───── Data supplied ─────

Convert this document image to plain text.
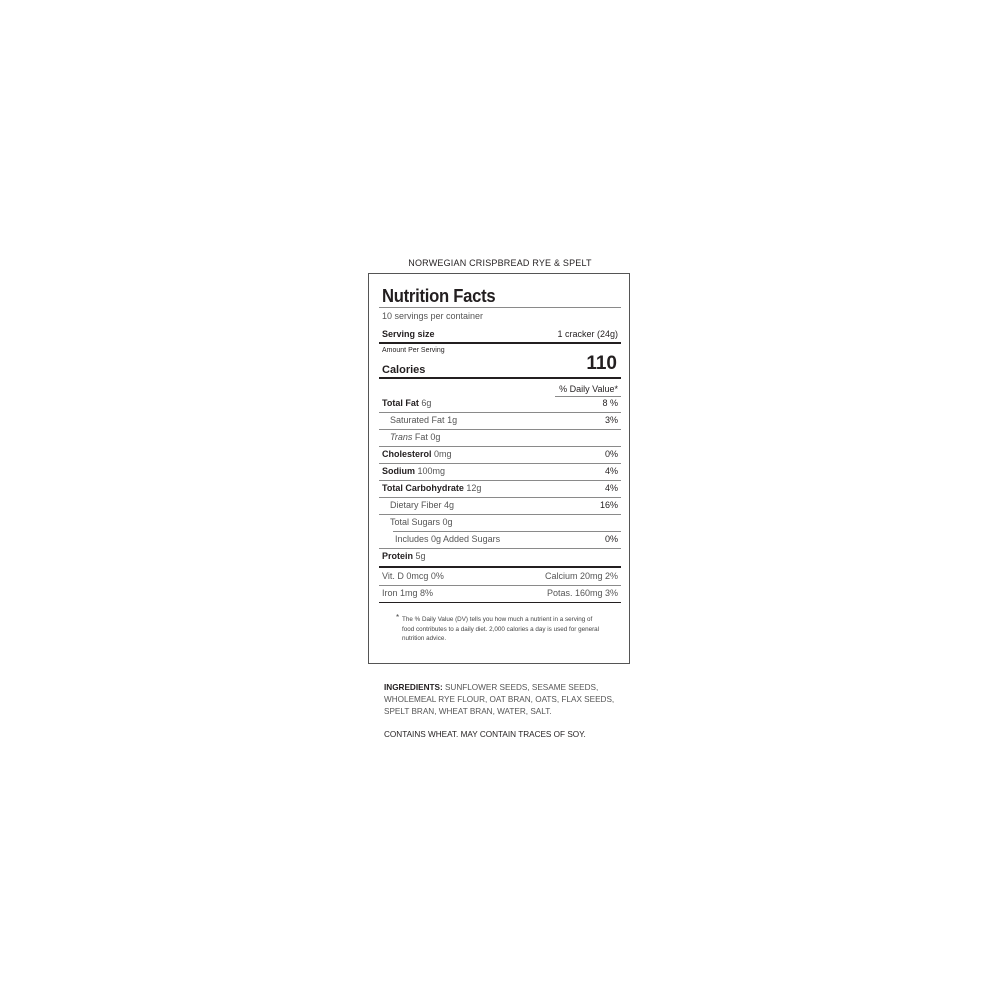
NORWEGIAN CRISPBREAD RYE & SPELT
Nutrition Facts
10 servings per container
Serving size	1 cracker (24g)
Amount Per Serving
Calories	110
% Daily Value*
Total Fat 6g	8 %
Saturated Fat 1g	3%
Trans Fat 0g
Cholesterol 0mg	0%
Sodium 100mg	4%
Total Carbohydrate 12g	4%
Dietary Fiber 4g	16%
Total Sugars 0g
Includes 0g Added Sugars	0%
Protein 5g
Vit. D 0mcg 0%	Calcium 20mg 2%
Iron 1mg 8%	Potas. 160mg 3%
* The % Daily Value (DV) tells you how much a nutrient in a serving of food contributes to a daily diet. 2,000 calories a day is used for general nutrition advice.
INGREDIENTS: SUNFLOWER SEEDS, SESAME SEEDS, WHOLEMEAL RYE FLOUR, OAT BRAN, OATS, FLAX SEEDS, SPELT BRAN, WHEAT BRAN, WATER, SALT.
CONTAINS WHEAT. MAY CONTAIN TRACES OF SOY.
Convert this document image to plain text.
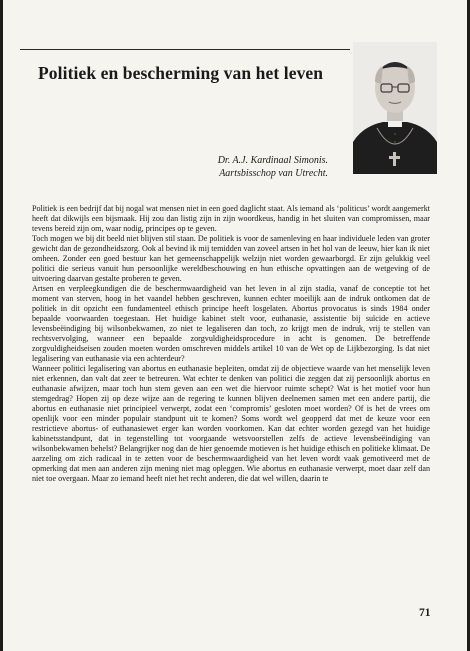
Politiek en bescherming van het leven
Dr. A.J. Kardinaal Simonis.
Aartsbisschop van Utrecht.

Politiek is een bedrijf dat bij nogal wat mensen niet in een goed daglicht staat. Als iemand als ‘politicus’ wordt aangemerkt heeft dat dikwijls een bijsmaak. Hij zou dan listig zijn in zijn woordkeus, handig in het sluiten van compromissen, maar tevens bereid zijn om, waar nodig, principes op te geven.

Toch mogen we bij dit beeld niet blijven stil staan. De politiek is voor de samenleving en haar individuele leden van groter gewicht dan de gezondheidszorg. Ook al bevind ik mij temidden van zoveel artsen in het hol van de leeuw, hier kan ik niet omheen. Zonder een goed bestuur kan het gemeenschappelijk welzijn niet worden gewaarborgd. Er zijn gelukkig veel politici die serieus vanuit hun persoonlijke wereldbeschouwing en hun ethische opvattingen aan de wetgeving of de uitvoering daarvan gestalte proberen te geven.

Artsen en verpleegkundigen die de beschermwaardigheid van het leven in al zijn stadia, vanaf de conceptie tot het moment van sterven, hoog in het vaandel hebben geschreven, kunnen echter moeilijk aan de indruk ontkomen dat de politiek in dit opzicht een fundamenteel ethisch principe heeft losgelaten. Abortus provocatus is sinds 1984 onder bepaalde voorwaarden toegestaan. Het huidige kabinet stelt voor, euthanasie, assistentie bij suïcide en actieve levensbeëindiging bij wilsonbekwamen, zo niet te legaliseren dan toch, zo krijgt men de indruk, vrij te stellen van rechtsvervolging, wanneer een bepaalde zorgvuldigheidsprocedure in acht is genomen. De betreffende zorgvuldigheidseisen zouden moeten worden omschreven middels artikel 10 van de Wet op de Lijkbezorging. Is dat niet legalisering van euthanasie via een achterdeur?

Wanneer politici legalisering van abortus en euthanasie bepleiten, omdat zij de objectieve waarde van het menselijk leven niet erkennen, dan valt dat zeer te betreuren. Wat echter te denken van politici die zeggen dat zij persoonlijk abortus en euthanasie afwijzen, maar toch hun stem geven aan een wet die hiervoor ruimte schept? Wat is het motief voor hun stemgedrag? Hopen zij op deze wijze aan de regering te kunnen blijven deelnemen samen met een andere partij, die abortus en euthanasie niet principieel verwerpt, zodat een ‘compromis’ gesloten moet worden? Of is het de vrees om openlijk voor een minder populair standpunt uit te komen? Soms wordt wel geopperd dat met de keuze voor een restrictieve abortus- of euthanasiewet erger kan worden voorkomen. Kan dat echter worden gezegd van het huidige kabinetsstandpunt, dat in tegenstelling tot voorgaande wetsvoorstellen zelfs de actieve levensbeëindiging van wilsonbekwamen behelst? Belangrijker nog dan de hier genoemde motieven is het huidige ethisch en politieke klimaat. De aarzeling om zich radicaal in te zetten voor de beschermwaardigheid van het leven wordt vaak gemotiveerd met de opmerking dat men aan anderen zijn mening niet mag opleggen. Wie abortus en euthanasie verwerpt, moet daar zelf dan niet toe overgaan. Maar zo iemand heeft niet het recht anderen, die dat wel willen, daarin te

71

─────

• Your task: Before duplicating the entries above, strip out the pictures and keep the rest exact.

• Solution to this task:
Convert this document image to plain text.
NORWEGIAN CRISPBREAD RYE & SPELT
Nutrition Facts
10 servings per container
Serving size	1 cracker (24g)
Amount Per Serving
Calories	110
% Daily Value*
Total Fat 6g	8 %
Saturated Fat 1g	3%
Trans Fat 0g
Cholesterol 0mg	0%
Sodium 100mg	4%
Total Carbohydrate 12g	4%
Dietary Fiber 4g	16%
Total Sugars 0g
Includes 0g Added Sugars	0%
Protein 5g
Vit. D 0mcg 0%	Calcium 20mg 2%
Iron 1mg 8%	Potas. 160mg 3%
* The % Daily Value (DV) tells you how much a nutrient in a serving of food contributes to a daily diet. 2,000 calories a day is used for general nutrition advice.
INGREDIENTS: SUNFLOWER SEEDS, SESAME SEEDS, WHOLEMEAL RYE FLOUR, OAT BRAN, OATS, FLAX SEEDS, SPELT BRAN, WHEAT BRAN, WATER, SALT.
CONTAINS WHEAT. MAY CONTAIN TRACES OF SOY.
Convert this document image to plain text.
Politiek en bescherming van het leven
Dr. A.J. Kardinaal Simonis.
Aartsbisschop van Utrecht.

Politiek is een bedrijf dat bij nogal wat mensen niet in een goed daglicht staat. Als iemand als ‘politicus’ wordt aangemerkt heeft dat dikwijls een bijsmaak. Hij zou dan listig zijn in zijn woordkeus, handig in het sluiten van compromissen, maar tevens bereid zijn om, waar nodig, principes op te geven.

Toch mogen we bij dit beeld niet blijven stil staan. De politiek is voor de samenleving en haar individuele leden van groter gewicht dan de gezondheidszorg. Ook al bevind ik mij temidden van zoveel artsen in het hol van de leeuw, hier kan ik niet omheen. Zonder een goed bestuur kan het gemeenschappelijk welzijn niet worden gewaarborgd. Er zijn gelukkig veel politici die serieus vanuit hun persoonlijke wereldbeschouwing en hun ethische opvattingen aan de wetgeving of de uitvoering daarvan gestalte proberen te geven.

Artsen en verpleegkundigen die de beschermwaardigheid van het leven in al zijn stadia, vanaf de conceptie tot het moment van sterven, hoog in het vaandel hebben geschreven, kunnen echter moeilijk aan de indruk ontkomen dat de politiek in dit opzicht een fundamenteel ethisch principe heeft losgelaten. Abortus provocatus is sinds 1984 onder bepaalde voorwaarden toegestaan. Het huidige kabinet stelt voor, euthanasie, assistentie bij suïcide en actieve levensbeëindiging bij wilsonbekwamen, zo niet te legaliseren dan toch, zo krijgt men de indruk, vrij te stellen van rechtsvervolging, wanneer een bepaalde zorgvuldigheidsprocedure in acht is genomen. De betreffende zorgvuldigheidseisen zouden moeten worden omschreven middels artikel 10 van de Wet op de Lijkbezorging. Is dat niet legalisering van euthanasie via een achterdeur?

Wanneer politici legalisering van abortus en euthanasie bepleiten, omdat zij de objectieve waarde van het menselijk leven niet erkennen, dan valt dat zeer te betreuren. Wat echter te denken van politici die zeggen dat zij persoonlijk abortus en euthanasie afwijzen, maar toch hun stem geven aan een wet die hiervoor ruimte schept? Wat is het motief voor hun stemgedrag? Hopen zij op deze wijze aan de regering te kunnen blijven deelnemen samen met een andere partij, die abortus en euthanasie niet principieel verwerpt, zodat een ‘compromis’ gesloten moet worden? Of is het de vrees om openlijk voor een minder populair standpunt uit te komen? Soms wordt wel geopperd dat met de keuze voor een restrictieve abortus- of euthanasiewet erger kan worden voorkomen. Kan dat echter worden gezegd van het huidige kabinetsstandpunt, dat in tegenstelling tot voorgaande wetsvoorstellen zelfs de actieve levensbeëindiging van wilsonbekwamen behelst? Belangrijker nog dan de hier genoemde motieven is het huidige ethisch en politieke klimaat. De aarzeling om zich radicaal in te zetten voor de beschermwaardigheid van het leven wordt vaak gemotiveerd met de opmerking dat men aan anderen zijn mening niet mag opleggen. Wie abortus en euthanasie verwerpt, moet daar zelf dan niet toe overgaan. Maar zo iemand heeft niet het recht anderen, die dat wel willen, daarin te

71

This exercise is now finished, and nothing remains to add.